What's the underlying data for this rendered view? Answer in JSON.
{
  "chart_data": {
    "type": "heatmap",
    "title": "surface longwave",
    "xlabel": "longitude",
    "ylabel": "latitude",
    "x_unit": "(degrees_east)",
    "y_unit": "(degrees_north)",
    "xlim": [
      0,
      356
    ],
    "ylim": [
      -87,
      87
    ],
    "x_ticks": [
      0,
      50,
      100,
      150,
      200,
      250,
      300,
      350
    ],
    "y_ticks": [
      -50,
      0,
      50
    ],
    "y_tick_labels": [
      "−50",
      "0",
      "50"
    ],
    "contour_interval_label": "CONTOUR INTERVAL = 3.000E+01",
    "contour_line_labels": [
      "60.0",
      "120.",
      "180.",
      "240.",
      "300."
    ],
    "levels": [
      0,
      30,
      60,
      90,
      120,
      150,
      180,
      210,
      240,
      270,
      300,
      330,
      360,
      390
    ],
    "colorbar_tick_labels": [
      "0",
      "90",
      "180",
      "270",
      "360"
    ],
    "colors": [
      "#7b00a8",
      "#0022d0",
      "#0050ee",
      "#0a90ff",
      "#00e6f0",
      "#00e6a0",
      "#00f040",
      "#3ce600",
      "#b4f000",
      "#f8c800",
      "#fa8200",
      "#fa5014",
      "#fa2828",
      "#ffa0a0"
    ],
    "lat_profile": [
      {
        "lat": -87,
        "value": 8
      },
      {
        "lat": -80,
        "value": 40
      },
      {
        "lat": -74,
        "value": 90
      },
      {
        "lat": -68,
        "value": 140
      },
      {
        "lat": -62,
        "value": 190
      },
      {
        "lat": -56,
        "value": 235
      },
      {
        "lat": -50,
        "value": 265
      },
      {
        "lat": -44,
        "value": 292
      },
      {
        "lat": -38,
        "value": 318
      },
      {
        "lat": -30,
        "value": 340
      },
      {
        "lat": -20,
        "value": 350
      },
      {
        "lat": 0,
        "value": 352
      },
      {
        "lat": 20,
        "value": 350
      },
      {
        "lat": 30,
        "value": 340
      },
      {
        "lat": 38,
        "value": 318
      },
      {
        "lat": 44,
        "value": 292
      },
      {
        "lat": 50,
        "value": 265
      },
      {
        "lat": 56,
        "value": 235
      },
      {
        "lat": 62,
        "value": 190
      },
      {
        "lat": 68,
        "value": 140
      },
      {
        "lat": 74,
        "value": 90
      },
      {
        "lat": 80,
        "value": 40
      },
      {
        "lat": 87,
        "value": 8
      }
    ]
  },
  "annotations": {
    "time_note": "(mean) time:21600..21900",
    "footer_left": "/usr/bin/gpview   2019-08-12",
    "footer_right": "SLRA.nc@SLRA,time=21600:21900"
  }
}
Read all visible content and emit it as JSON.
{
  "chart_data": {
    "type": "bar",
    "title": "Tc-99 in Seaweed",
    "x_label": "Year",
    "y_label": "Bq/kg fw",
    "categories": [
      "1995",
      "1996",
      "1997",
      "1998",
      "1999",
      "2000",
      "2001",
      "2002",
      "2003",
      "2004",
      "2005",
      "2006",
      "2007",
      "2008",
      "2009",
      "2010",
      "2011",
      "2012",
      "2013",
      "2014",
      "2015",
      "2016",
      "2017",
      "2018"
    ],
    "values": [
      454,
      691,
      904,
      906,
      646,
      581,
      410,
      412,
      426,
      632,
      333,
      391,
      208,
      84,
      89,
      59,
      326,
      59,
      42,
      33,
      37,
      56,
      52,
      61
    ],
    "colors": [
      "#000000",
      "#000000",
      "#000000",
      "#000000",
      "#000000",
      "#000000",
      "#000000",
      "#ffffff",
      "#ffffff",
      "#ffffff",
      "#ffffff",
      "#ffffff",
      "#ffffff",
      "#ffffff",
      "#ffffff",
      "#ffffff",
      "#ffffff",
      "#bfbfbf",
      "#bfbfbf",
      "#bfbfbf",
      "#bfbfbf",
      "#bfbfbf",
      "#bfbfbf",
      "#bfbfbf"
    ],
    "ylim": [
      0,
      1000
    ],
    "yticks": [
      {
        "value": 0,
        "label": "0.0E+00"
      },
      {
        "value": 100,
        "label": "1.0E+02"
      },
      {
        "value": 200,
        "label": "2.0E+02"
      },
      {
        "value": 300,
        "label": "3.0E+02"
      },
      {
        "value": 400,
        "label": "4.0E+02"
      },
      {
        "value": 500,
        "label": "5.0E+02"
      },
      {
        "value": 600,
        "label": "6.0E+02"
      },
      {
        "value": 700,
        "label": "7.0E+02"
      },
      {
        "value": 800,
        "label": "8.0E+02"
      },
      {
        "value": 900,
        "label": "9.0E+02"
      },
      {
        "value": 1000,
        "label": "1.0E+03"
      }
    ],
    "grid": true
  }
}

Instruction - All the entries above need to be reproduced exactly.

Answer to the exercise -
What's the underlying data for this rendered view? Answer in JSON.
{
  "chart_data": {
    "type": "heatmap",
    "title": "surface longwave",
    "xlabel": "longitude",
    "ylabel": "latitude",
    "x_unit": "(degrees_east)",
    "y_unit": "(degrees_north)",
    "xlim": [
      0,
      356
    ],
    "ylim": [
      -87,
      87
    ],
    "x_ticks": [
      0,
      50,
      100,
      150,
      200,
      250,
      300,
      350
    ],
    "y_ticks": [
      -50,
      0,
      50
    ],
    "y_tick_labels": [
      "−50",
      "0",
      "50"
    ],
    "contour_interval_label": "CONTOUR INTERVAL = 3.000E+01",
    "contour_line_labels": [
      "60.0",
      "120.",
      "180.",
      "240.",
      "300."
    ],
    "levels": [
      0,
      30,
      60,
      90,
      120,
      150,
      180,
      210,
      240,
      270,
      300,
      330,
      360,
      390
    ],
    "colorbar_tick_labels": [
      "0",
      "90",
      "180",
      "270",
      "360"
    ],
    "colors": [
      "#7b00a8",
      "#0022d0",
      "#0050ee",
      "#0a90ff",
      "#00e6f0",
      "#00e6a0",
      "#00f040",
      "#3ce600",
      "#b4f000",
      "#f8c800",
      "#fa8200",
      "#fa5014",
      "#fa2828",
      "#ffa0a0"
    ],
    "lat_profile": [
      {
        "lat": -87,
        "value": 8
      },
      {
        "lat": -80,
        "value": 40
      },
      {
        "lat": -74,
        "value": 90
      },
      {
        "lat": -68,
        "value": 140
      },
      {
        "lat": -62,
        "value": 190
      },
      {
        "lat": -56,
        "value": 235
      },
      {
        "lat": -50,
        "value": 265
      },
      {
        "lat": -44,
        "value": 292
      },
      {
        "lat": -38,
        "value": 318
      },
      {
        "lat": -30,
        "value": 340
      },
      {
        "lat": -20,
        "value": 350
      },
      {
        "lat": 0,
        "value": 352
      },
      {
        "lat": 20,
        "value": 350
      },
      {
        "lat": 30,
        "value": 340
      },
      {
        "lat": 38,
        "value": 318
      },
      {
        "lat": 44,
        "value": 292
      },
      {
        "lat": 50,
        "value": 265
      },
      {
        "lat": 56,
        "value": 235
      },
      {
        "lat": 62,
        "value": 190
      },
      {
        "lat": 68,
        "value": 140
      },
      {
        "lat": 74,
        "value": 90
      },
      {
        "lat": 80,
        "value": 40
      },
      {
        "lat": 87,
        "value": 8
      }
    ]
  },
  "annotations": {
    "time_note": "(mean) time:21600..21900",
    "footer_left": "/usr/bin/gpview   2019-08-12",
    "footer_right": "SLRA.nc@SLRA,time=21600:21900"
  }
}
Read all visible content and emit it as JSON.
{
  "chart_data": {
    "type": "bar",
    "title": "Tc-99 in Seaweed",
    "x_label": "Year",
    "y_label": "Bq/kg fw",
    "categories": [
      "1995",
      "1996",
      "1997",
      "1998",
      "1999",
      "2000",
      "2001",
      "2002",
      "2003",
      "2004",
      "2005",
      "2006",
      "2007",
      "2008",
      "2009",
      "2010",
      "2011",
      "2012",
      "2013",
      "2014",
      "2015",
      "2016",
      "2017",
      "2018"
    ],
    "values": [
      454,
      691,
      904,
      906,
      646,
      581,
      410,
      412,
      426,
      632,
      333,
      391,
      208,
      84,
      89,
      59,
      326,
      59,
      42,
      33,
      37,
      56,
      52,
      61
    ],
    "colors": [
      "#000000",
      "#000000",
      "#000000",
      "#000000",
      "#000000",
      "#000000",
      "#000000",
      "#ffffff",
      "#ffffff",
      "#ffffff",
      "#ffffff",
      "#ffffff",
      "#ffffff",
      "#ffffff",
      "#ffffff",
      "#ffffff",
      "#ffffff",
      "#bfbfbf",
      "#bfbfbf",
      "#bfbfbf",
      "#bfbfbf",
      "#bfbfbf",
      "#bfbfbf",
      "#bfbfbf"
    ],
    "ylim": [
      0,
      1000
    ],
    "yticks": [
      {
        "value": 0,
        "label": "0.0E+00"
      },
      {
        "value": 100,
        "label": "1.0E+02"
      },
      {
        "value": 200,
        "label": "2.0E+02"
      },
      {
        "value": 300,
        "label": "3.0E+02"
      },
      {
        "value": 400,
        "label": "4.0E+02"
      },
      {
        "value": 500,
        "label": "5.0E+02"
      },
      {
        "value": 600,
        "label": "6.0E+02"
      },
      {
        "value": 700,
        "label": "7.0E+02"
      },
      {
        "value": 800,
        "label": "8.0E+02"
      },
      {
        "value": 900,
        "label": "9.0E+02"
      },
      {
        "value": 1000,
        "label": "1.0E+03"
      }
    ],
    "grid": true
  }
}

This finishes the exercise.